Aim:
In your copy, reproduce the entries exactly as they are, minus the images.
──────────────────────────────
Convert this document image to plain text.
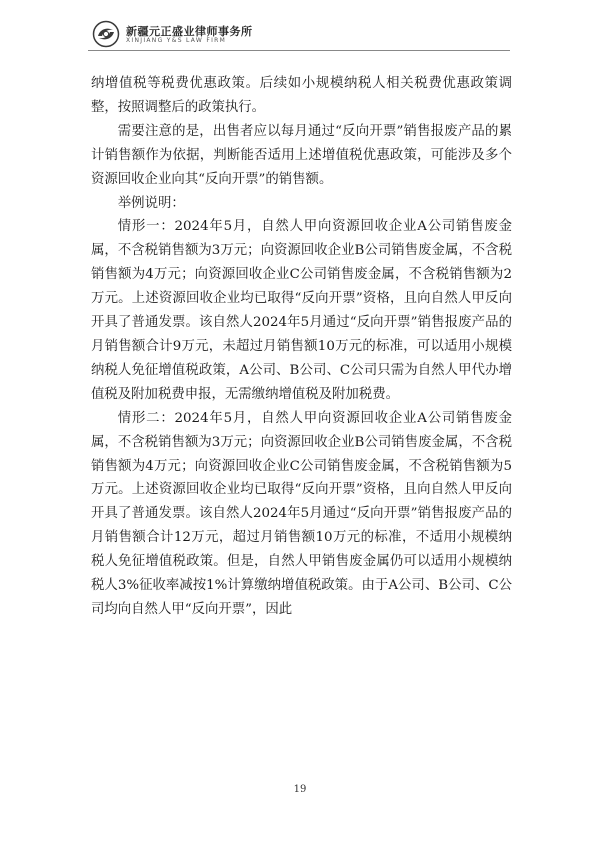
新疆元正盛业律师事务所
XINJIANG Y&S LAW FIRM

纳增值税等税费优惠政策。后续如小规模纳税人相关税费优惠政策调整，按照调整后的政策执行。

需要注意的是，出售者应以每月通过“反向开票”销售报废产品的累计销售额作为依据，判断能否适用上述增值税优惠政策，可能涉及多个资源回收企业向其“反向开票”的销售额。

举例说明：

情形一：2024年5月，自然人甲向资源回收企业A公司销售废金属，不含税销售额为3万元；向资源回收企业B公司销售废金属，不含税销售额为4万元；向资源回收企业C公司销售废金属，不含税销售额为2万元。上述资源回收企业均已取得“反向开票”资格，且向自然人甲反向开具了普通发票。该自然人2024年5月通过“反向开票”销售报废产品的月销售额合计9万元，未超过月销售额10万元的标准，可以适用小规模纳税人免征增值税政策，A公司、B公司、C公司只需为自然人甲代办增值税及附加税费申报，无需缴纳增值税及附加税费。

情形二：2024年5月，自然人甲向资源回收企业A公司销售废金属，不含税销售额为3万元；向资源回收企业B公司销售废金属，不含税销售额为4万元；向资源回收企业C公司销售废金属，不含税销售额为5万元。上述资源回收企业均已取得“反向开票”资格，且向自然人甲反向开具了普通发票。该自然人2024年5月通过“反向开票”销售报废产品的月销售额合计12万元，超过月销售额10万元的标准，不适用小规模纳税人免征增值税政策。但是，自然人甲销售废金属仍可以适用小规模纳税人3%征收率减按1%计算缴纳增值税政策。由于A公司、B公司、C公司均向自然人甲“反向开票”，因此

19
──────────────────────────────
Problem solution:
Convert this document image to plain text.
新疆元正盛业律师事务所
XINJIANG Y&S LAW FIRM

纳增值税等税费优惠政策。后续如小规模纳税人相关税费优惠政策调整，按照调整后的政策执行。

需要注意的是，出售者应以每月通过“反向开票”销售报废产品的累计销售额作为依据，判断能否适用上述增值税优惠政策，可能涉及多个资源回收企业向其“反向开票”的销售额。

举例说明：

情形一：2024年5月，自然人甲向资源回收企业A公司销售废金属，不含税销售额为3万元；向资源回收企业B公司销售废金属，不含税销售额为4万元；向资源回收企业C公司销售废金属，不含税销售额为2万元。上述资源回收企业均已取得“反向开票”资格，且向自然人甲反向开具了普通发票。该自然人2024年5月通过“反向开票”销售报废产品的月销售额合计9万元，未超过月销售额10万元的标准，可以适用小规模纳税人免征增值税政策，A公司、B公司、C公司只需为自然人甲代办增值税及附加税费申报，无需缴纳增值税及附加税费。

情形二：2024年5月，自然人甲向资源回收企业A公司销售废金属，不含税销售额为3万元；向资源回收企业B公司销售废金属，不含税销售额为4万元；向资源回收企业C公司销售废金属，不含税销售额为5万元。上述资源回收企业均已取得“反向开票”资格，且向自然人甲反向开具了普通发票。该自然人2024年5月通过“反向开票”销售报废产品的月销售额合计12万元，超过月销售额10万元的标准，不适用小规模纳税人免征增值税政策。但是，自然人甲销售废金属仍可以适用小规模纳税人3%征收率减按1%计算缴纳增值税政策。由于A公司、B公司、C公司均向自然人甲“反向开票”，因此

19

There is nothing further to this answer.